BEGIN Raw records
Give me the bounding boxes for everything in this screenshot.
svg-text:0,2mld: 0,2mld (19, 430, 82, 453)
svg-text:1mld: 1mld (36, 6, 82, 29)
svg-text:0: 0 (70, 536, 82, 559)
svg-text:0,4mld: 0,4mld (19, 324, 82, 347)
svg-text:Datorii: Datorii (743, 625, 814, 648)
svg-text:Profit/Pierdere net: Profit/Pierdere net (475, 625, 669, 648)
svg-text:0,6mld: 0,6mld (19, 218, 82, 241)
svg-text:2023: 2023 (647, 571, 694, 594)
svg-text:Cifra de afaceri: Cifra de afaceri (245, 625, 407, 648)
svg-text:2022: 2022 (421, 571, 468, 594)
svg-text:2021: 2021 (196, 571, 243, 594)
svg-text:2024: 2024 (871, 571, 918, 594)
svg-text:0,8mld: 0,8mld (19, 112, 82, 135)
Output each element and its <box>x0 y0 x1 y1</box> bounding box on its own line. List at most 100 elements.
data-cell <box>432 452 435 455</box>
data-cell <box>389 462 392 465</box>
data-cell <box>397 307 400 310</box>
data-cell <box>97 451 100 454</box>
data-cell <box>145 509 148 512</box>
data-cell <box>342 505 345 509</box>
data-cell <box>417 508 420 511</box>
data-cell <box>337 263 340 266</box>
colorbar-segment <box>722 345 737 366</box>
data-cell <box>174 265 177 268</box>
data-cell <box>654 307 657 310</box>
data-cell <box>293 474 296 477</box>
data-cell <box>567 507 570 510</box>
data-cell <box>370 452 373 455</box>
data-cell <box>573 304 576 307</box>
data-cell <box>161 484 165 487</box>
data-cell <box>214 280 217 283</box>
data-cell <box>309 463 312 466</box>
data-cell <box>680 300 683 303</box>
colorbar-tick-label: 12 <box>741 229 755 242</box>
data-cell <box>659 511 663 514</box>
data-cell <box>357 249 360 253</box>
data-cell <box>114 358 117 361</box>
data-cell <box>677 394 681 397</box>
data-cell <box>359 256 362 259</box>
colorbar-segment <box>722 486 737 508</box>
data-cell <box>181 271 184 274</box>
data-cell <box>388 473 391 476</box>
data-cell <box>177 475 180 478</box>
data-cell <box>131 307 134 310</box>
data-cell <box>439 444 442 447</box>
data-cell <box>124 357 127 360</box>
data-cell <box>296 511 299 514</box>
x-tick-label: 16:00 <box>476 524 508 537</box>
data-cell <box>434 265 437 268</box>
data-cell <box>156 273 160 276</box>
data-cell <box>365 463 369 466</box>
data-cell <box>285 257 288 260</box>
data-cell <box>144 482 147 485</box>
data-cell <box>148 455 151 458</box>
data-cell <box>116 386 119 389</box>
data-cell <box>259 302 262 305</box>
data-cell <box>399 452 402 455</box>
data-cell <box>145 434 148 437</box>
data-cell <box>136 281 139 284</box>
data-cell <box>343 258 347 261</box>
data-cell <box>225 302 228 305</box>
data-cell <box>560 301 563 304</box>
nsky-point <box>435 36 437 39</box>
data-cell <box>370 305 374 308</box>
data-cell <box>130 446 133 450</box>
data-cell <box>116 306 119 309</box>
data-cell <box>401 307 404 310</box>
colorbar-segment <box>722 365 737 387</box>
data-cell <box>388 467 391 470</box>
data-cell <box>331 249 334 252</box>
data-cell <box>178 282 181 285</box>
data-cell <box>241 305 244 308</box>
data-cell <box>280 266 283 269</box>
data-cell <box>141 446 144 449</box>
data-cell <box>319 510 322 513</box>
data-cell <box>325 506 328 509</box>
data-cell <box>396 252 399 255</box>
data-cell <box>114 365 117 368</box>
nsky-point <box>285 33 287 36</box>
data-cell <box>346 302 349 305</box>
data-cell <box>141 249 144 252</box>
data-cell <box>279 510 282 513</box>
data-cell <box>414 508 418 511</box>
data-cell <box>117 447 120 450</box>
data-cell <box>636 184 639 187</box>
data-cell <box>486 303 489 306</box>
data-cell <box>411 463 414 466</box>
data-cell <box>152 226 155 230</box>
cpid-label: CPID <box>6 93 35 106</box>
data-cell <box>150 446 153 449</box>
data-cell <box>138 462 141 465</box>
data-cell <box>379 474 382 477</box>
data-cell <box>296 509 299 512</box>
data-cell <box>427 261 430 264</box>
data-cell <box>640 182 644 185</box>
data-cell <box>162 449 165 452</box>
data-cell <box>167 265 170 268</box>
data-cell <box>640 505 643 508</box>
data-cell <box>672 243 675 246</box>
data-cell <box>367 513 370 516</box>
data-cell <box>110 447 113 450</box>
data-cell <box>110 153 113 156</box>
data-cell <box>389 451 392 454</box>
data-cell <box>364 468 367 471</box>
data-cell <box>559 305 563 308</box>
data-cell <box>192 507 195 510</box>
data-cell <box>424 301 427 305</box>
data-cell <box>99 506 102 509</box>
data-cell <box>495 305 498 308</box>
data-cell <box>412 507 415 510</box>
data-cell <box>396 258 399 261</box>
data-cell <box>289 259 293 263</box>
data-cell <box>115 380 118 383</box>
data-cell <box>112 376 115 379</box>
END Raw records
Reproduce all of the data above line for line, with no changes.

Give me the bounding boxes for everything in this screenshot.
svg-text:0,2mld: 0,2mld (19, 430, 82, 453)
svg-text:1mld: 1mld (36, 6, 82, 29)
svg-text:0: 0 (70, 536, 82, 559)
svg-text:0,4mld: 0,4mld (19, 324, 82, 347)
svg-text:Datorii: Datorii (743, 625, 814, 648)
svg-text:Profit/Pierdere net: Profit/Pierdere net (475, 625, 669, 648)
svg-text:0,6mld: 0,6mld (19, 218, 82, 241)
svg-text:2023: 2023 (647, 571, 694, 594)
svg-text:Cifra de afaceri: Cifra de afaceri (245, 625, 407, 648)
svg-text:2022: 2022 (421, 571, 468, 594)
svg-text:2021: 2021 (196, 571, 243, 594)
svg-text:2024: 2024 (871, 571, 918, 594)
svg-text:0,8mld: 0,8mld (19, 112, 82, 135)
Output each element and its <box>x0 y0 x1 y1</box> bounding box on its own line. List at most 100 elements.
data-cell <box>432 452 435 455</box>
data-cell <box>389 462 392 465</box>
data-cell <box>397 307 400 310</box>
data-cell <box>97 451 100 454</box>
data-cell <box>145 509 148 512</box>
data-cell <box>342 505 345 509</box>
data-cell <box>417 508 420 511</box>
data-cell <box>337 263 340 266</box>
colorbar-segment <box>722 345 737 366</box>
data-cell <box>174 265 177 268</box>
data-cell <box>654 307 657 310</box>
data-cell <box>293 474 296 477</box>
data-cell <box>567 507 570 510</box>
data-cell <box>370 452 373 455</box>
data-cell <box>573 304 576 307</box>
data-cell <box>161 484 165 487</box>
data-cell <box>214 280 217 283</box>
data-cell <box>309 463 312 466</box>
data-cell <box>680 300 683 303</box>
colorbar-tick-label: 12 <box>741 229 755 242</box>
data-cell <box>659 511 663 514</box>
data-cell <box>357 249 360 253</box>
data-cell <box>114 358 117 361</box>
data-cell <box>677 394 681 397</box>
data-cell <box>359 256 362 259</box>
colorbar-segment <box>722 486 737 508</box>
data-cell <box>181 271 184 274</box>
data-cell <box>388 473 391 476</box>
data-cell <box>177 475 180 478</box>
data-cell <box>131 307 134 310</box>
data-cell <box>439 444 442 447</box>
data-cell <box>124 357 127 360</box>
data-cell <box>296 511 299 514</box>
x-tick-label: 16:00 <box>476 524 508 537</box>
data-cell <box>434 265 437 268</box>
data-cell <box>156 273 160 276</box>
data-cell <box>365 463 369 466</box>
data-cell <box>285 257 288 260</box>
data-cell <box>144 482 147 485</box>
data-cell <box>148 455 151 458</box>
data-cell <box>116 386 119 389</box>
data-cell <box>259 302 262 305</box>
data-cell <box>399 452 402 455</box>
data-cell <box>145 434 148 437</box>
data-cell <box>136 281 139 284</box>
data-cell <box>343 258 347 261</box>
data-cell <box>225 302 228 305</box>
data-cell <box>560 301 563 304</box>
nsky-point <box>435 36 437 39</box>
data-cell <box>370 305 374 308</box>
data-cell <box>130 446 133 450</box>
data-cell <box>116 306 119 309</box>
data-cell <box>401 307 404 310</box>
colorbar-segment <box>722 365 737 387</box>
data-cell <box>388 467 391 470</box>
data-cell <box>331 249 334 252</box>
data-cell <box>178 282 181 285</box>
data-cell <box>241 305 244 308</box>
data-cell <box>280 266 283 269</box>
data-cell <box>141 446 144 449</box>
data-cell <box>319 510 322 513</box>
data-cell <box>325 506 328 509</box>
data-cell <box>396 252 399 255</box>
data-cell <box>114 365 117 368</box>
nsky-point <box>285 33 287 36</box>
data-cell <box>346 302 349 305</box>
data-cell <box>141 249 144 252</box>
data-cell <box>279 510 282 513</box>
data-cell <box>414 508 418 511</box>
data-cell <box>117 447 120 450</box>
data-cell <box>636 184 639 187</box>
data-cell <box>486 303 489 306</box>
data-cell <box>411 463 414 466</box>
data-cell <box>152 226 155 230</box>
cpid-label: CPID <box>6 93 35 106</box>
data-cell <box>150 446 153 449</box>
data-cell <box>138 462 141 465</box>
data-cell <box>379 474 382 477</box>
data-cell <box>296 509 299 512</box>
data-cell <box>427 261 430 264</box>
data-cell <box>640 182 644 185</box>
data-cell <box>162 449 165 452</box>
data-cell <box>167 265 170 268</box>
data-cell <box>640 505 643 508</box>
data-cell <box>672 243 675 246</box>
data-cell <box>367 513 370 516</box>
data-cell <box>110 447 113 450</box>
data-cell <box>110 153 113 156</box>
data-cell <box>389 451 392 454</box>
data-cell <box>364 468 367 471</box>
data-cell <box>559 305 563 308</box>
data-cell <box>192 507 195 510</box>
data-cell <box>424 301 427 305</box>
data-cell <box>99 506 102 509</box>
data-cell <box>495 305 498 308</box>
data-cell <box>412 507 415 510</box>
data-cell <box>396 258 399 261</box>
data-cell <box>289 259 293 263</box>
data-cell <box>115 380 118 383</box>
data-cell <box>112 376 115 379</box>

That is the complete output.